● GIVEN TASK
Search the material for the word "What" and copy each line that holds it.
--- begin ---
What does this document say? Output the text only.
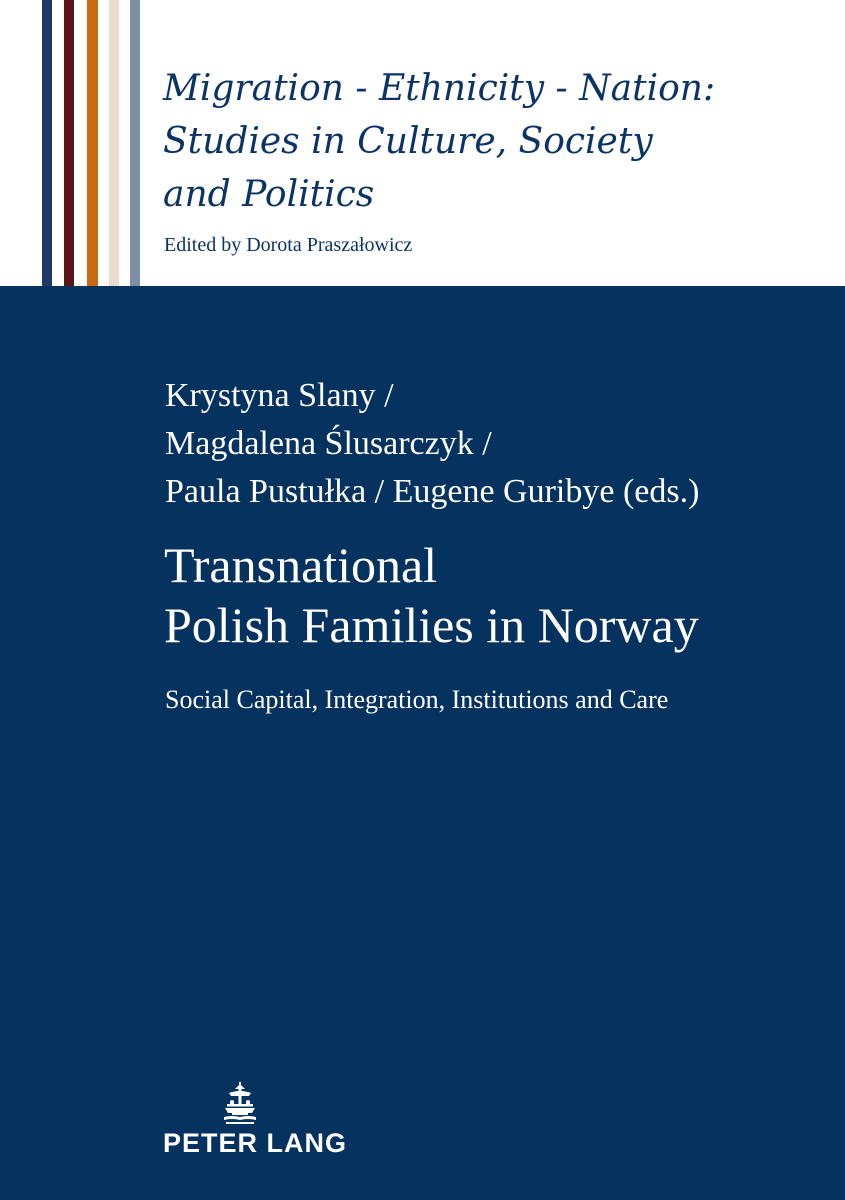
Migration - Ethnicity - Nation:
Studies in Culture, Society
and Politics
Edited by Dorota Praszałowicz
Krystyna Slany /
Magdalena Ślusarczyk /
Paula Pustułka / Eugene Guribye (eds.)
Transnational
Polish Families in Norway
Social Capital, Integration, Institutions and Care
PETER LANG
--- end ---
--- begin ---
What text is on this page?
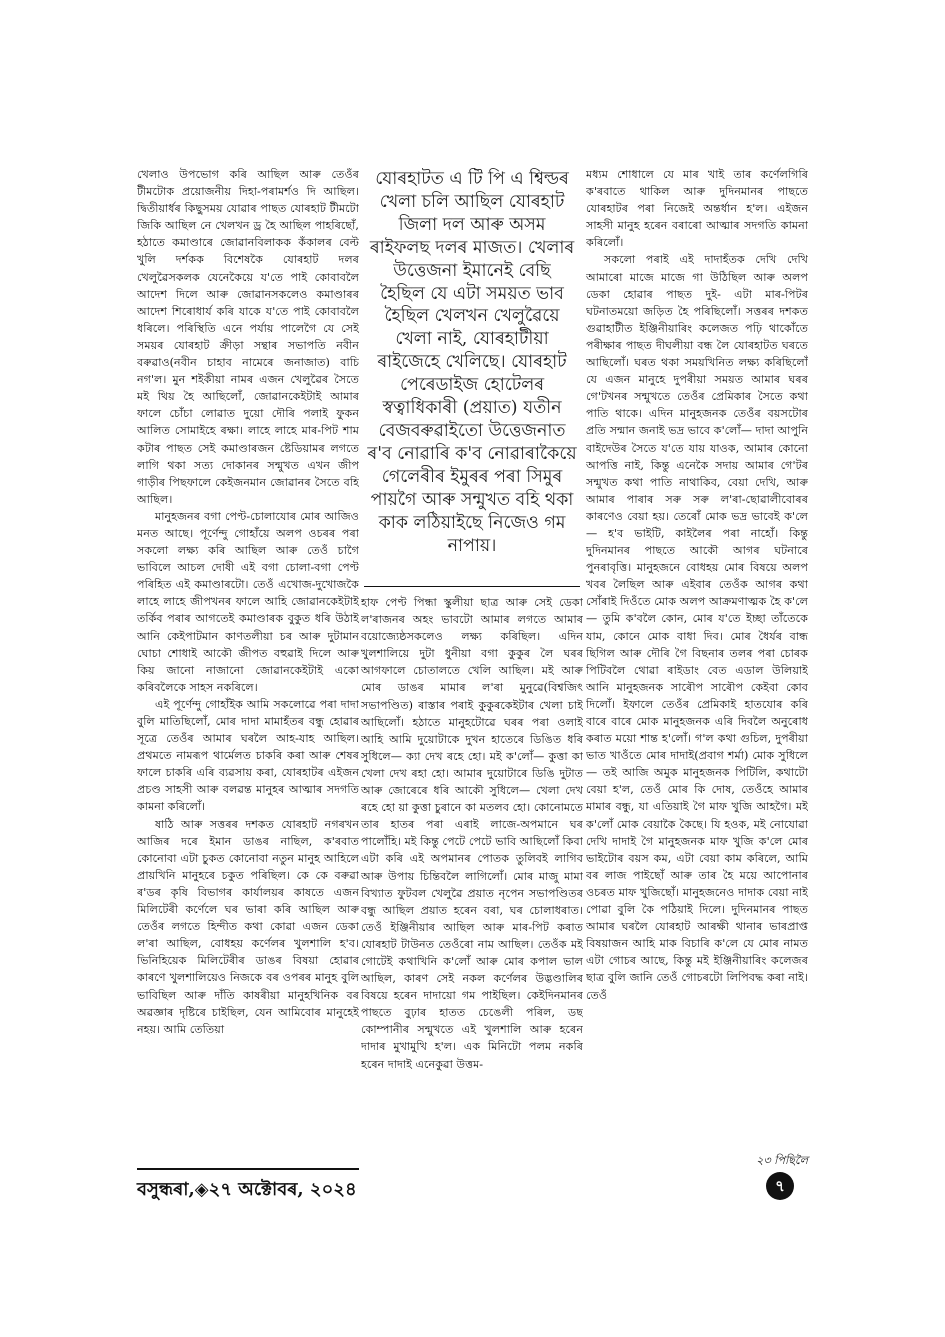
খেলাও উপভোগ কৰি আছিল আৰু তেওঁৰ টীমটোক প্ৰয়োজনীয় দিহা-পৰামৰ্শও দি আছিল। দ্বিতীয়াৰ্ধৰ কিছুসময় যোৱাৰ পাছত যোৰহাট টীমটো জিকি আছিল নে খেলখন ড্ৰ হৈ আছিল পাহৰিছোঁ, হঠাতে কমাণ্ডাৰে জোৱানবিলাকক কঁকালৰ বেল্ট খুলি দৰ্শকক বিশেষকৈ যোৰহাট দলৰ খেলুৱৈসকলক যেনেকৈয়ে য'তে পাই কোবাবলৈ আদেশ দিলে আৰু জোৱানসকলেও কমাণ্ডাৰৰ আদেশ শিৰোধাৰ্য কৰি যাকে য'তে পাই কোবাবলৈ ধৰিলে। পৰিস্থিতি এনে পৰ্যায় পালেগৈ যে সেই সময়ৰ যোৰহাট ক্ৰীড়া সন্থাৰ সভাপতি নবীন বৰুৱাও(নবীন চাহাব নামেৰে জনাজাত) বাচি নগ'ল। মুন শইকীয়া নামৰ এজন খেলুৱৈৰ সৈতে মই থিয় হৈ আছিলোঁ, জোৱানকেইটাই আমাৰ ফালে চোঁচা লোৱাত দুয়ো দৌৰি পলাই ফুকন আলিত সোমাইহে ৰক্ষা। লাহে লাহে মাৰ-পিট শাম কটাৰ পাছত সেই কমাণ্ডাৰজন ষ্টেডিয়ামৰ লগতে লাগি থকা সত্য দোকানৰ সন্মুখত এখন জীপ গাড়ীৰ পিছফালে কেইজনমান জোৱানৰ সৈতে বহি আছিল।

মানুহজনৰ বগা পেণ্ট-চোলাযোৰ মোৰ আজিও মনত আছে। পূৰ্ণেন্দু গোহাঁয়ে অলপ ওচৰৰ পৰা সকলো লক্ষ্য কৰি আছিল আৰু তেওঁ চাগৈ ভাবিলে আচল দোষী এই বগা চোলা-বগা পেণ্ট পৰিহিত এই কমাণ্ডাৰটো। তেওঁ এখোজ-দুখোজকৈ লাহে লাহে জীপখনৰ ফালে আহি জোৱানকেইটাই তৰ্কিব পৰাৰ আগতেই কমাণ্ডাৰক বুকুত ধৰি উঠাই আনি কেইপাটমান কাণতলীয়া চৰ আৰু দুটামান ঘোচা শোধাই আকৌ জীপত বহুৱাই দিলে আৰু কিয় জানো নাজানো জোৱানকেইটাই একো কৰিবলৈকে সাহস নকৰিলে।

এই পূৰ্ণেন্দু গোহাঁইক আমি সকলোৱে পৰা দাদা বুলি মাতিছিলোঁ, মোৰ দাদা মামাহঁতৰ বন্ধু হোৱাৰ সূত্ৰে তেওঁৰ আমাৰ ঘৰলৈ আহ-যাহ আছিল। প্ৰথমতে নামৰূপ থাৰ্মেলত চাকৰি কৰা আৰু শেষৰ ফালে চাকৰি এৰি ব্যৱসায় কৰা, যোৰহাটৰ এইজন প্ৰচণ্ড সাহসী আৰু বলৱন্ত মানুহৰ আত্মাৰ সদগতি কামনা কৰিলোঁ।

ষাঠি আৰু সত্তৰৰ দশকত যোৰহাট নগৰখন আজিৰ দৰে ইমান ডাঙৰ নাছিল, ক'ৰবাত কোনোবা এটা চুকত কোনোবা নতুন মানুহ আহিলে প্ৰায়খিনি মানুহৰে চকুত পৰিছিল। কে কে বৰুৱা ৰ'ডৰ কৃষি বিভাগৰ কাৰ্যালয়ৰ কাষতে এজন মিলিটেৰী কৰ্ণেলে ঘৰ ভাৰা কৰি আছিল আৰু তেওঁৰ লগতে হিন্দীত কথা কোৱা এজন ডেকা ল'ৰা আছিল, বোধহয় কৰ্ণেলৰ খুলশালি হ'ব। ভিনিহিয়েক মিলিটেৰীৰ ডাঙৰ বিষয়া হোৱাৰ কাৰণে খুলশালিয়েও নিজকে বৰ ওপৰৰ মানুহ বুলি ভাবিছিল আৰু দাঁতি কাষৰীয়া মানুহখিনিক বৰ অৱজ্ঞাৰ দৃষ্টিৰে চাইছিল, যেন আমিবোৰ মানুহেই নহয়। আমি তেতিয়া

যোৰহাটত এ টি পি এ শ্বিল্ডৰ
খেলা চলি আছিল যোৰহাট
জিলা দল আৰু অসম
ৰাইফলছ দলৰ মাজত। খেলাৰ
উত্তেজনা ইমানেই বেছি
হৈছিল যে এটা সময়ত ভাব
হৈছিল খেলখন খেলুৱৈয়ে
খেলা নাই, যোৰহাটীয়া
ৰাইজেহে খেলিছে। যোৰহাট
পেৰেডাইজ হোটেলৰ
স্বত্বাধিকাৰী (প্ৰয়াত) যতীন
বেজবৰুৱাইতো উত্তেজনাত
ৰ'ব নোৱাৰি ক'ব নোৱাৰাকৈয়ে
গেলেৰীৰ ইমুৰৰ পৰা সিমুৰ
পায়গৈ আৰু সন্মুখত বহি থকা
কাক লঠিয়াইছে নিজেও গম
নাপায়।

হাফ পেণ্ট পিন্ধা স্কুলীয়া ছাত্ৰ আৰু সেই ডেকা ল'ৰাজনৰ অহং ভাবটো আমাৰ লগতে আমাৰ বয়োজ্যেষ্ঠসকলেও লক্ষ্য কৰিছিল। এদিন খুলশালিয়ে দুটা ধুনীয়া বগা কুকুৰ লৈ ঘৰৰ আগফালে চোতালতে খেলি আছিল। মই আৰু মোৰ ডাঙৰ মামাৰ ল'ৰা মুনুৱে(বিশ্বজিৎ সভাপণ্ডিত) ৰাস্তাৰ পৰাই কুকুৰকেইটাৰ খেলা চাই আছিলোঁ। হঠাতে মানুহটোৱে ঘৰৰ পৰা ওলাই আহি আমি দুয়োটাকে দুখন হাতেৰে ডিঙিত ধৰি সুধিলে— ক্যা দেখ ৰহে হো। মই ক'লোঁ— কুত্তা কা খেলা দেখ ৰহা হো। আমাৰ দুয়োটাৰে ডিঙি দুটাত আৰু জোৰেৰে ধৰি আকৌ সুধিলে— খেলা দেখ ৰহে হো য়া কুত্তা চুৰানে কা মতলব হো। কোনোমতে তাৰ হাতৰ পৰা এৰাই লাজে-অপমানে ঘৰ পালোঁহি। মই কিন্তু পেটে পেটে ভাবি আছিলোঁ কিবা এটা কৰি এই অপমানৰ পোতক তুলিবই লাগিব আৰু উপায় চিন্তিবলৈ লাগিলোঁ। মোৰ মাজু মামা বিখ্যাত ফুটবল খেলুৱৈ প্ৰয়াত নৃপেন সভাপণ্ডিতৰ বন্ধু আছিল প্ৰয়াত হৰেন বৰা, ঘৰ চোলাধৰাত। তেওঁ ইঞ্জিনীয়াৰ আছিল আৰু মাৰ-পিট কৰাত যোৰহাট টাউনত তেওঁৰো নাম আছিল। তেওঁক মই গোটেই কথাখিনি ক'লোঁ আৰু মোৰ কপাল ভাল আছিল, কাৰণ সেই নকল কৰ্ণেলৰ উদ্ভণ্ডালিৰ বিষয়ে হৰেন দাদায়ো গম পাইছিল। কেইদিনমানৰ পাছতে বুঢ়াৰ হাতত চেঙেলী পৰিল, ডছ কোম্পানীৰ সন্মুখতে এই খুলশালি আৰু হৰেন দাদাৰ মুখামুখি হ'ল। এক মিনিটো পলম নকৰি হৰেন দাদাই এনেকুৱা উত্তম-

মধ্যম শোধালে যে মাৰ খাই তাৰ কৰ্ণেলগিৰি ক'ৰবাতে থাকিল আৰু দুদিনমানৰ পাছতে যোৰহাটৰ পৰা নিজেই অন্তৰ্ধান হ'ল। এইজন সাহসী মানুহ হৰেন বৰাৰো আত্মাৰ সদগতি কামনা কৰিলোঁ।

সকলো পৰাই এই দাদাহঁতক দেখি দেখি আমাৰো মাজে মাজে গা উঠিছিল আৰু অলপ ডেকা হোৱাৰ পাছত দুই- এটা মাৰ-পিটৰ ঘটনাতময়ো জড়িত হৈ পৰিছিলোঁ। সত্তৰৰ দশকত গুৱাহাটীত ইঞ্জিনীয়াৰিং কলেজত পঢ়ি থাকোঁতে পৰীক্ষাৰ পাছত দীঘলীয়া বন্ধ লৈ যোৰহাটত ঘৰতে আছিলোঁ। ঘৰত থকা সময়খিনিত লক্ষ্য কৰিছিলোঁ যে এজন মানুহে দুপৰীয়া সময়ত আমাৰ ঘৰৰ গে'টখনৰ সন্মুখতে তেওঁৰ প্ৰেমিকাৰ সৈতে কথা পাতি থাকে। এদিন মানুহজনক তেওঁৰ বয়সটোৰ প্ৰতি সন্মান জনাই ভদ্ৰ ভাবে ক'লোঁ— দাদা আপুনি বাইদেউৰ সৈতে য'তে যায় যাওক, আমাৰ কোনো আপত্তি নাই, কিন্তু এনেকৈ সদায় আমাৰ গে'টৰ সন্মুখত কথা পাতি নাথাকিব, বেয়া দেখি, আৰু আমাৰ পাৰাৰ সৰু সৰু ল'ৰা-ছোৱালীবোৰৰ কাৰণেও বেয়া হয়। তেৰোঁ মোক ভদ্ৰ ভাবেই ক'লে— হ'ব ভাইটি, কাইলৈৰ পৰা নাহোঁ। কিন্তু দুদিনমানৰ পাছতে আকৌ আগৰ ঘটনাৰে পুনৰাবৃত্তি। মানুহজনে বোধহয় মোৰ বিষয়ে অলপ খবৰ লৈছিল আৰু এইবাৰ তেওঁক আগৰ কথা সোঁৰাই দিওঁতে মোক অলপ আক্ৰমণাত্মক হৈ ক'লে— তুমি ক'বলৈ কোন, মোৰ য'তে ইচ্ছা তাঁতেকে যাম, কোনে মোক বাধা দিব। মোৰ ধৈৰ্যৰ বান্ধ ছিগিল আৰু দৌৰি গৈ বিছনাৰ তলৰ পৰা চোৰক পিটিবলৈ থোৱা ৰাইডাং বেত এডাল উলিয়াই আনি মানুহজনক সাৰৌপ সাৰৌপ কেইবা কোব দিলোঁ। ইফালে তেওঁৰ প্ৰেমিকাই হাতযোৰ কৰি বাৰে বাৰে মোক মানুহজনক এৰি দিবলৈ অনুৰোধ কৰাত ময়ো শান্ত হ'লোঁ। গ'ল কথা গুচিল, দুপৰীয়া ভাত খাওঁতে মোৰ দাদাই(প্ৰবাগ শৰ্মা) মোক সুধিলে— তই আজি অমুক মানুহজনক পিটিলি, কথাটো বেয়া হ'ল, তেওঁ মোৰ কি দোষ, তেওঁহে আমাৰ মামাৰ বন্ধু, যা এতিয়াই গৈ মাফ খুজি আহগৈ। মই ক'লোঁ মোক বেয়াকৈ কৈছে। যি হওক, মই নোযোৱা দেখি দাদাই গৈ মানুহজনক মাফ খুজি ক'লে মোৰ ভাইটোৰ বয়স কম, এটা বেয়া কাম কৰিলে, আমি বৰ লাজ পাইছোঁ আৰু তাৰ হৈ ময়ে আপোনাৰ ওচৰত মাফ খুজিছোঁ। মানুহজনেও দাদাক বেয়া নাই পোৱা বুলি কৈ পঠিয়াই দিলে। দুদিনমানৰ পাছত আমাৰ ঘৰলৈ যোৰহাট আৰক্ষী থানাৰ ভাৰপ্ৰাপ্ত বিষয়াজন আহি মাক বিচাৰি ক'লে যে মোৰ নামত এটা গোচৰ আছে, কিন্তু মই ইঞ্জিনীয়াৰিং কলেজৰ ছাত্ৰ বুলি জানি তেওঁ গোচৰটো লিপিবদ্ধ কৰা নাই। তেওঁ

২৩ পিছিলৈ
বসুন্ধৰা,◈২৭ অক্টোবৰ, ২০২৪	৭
--- end ---
● COMPLETE ANSWER
What does this document say? Output the text only.
What text is on this page?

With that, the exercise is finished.